## RECORDED INFORMATION
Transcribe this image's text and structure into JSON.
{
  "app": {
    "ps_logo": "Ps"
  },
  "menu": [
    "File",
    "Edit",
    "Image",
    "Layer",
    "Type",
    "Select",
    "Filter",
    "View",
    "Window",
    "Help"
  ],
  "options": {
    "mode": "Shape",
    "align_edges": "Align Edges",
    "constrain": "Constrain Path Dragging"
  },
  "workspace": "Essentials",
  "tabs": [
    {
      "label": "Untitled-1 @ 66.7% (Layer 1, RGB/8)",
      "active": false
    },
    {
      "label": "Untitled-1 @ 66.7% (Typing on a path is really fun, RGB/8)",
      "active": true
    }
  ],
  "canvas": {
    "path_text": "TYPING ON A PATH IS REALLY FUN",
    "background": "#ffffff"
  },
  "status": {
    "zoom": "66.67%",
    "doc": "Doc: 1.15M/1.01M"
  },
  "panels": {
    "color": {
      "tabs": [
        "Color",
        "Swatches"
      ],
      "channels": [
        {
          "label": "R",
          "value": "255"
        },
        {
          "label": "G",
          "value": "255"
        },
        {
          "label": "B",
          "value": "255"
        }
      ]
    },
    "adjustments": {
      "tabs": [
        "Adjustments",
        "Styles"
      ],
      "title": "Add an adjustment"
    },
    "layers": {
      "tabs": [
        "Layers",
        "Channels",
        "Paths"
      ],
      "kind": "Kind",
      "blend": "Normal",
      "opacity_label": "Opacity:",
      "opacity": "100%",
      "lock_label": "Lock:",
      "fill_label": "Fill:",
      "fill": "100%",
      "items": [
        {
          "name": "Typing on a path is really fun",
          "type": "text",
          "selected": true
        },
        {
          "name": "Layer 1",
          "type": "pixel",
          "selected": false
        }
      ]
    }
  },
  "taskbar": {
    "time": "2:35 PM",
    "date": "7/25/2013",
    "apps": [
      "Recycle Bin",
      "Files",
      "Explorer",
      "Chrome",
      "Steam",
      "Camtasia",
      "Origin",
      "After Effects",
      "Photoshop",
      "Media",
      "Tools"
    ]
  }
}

## THE PROBLEM
Return every line above in which the string "Untitled" occurs.

## IN RESPONSE
      "label": "Untitled-1 @ 66.7% (Layer 1, RGB/8)",
      "label": "Untitled-1 @ 66.7% (Typing on a path is really fun, RGB/8)",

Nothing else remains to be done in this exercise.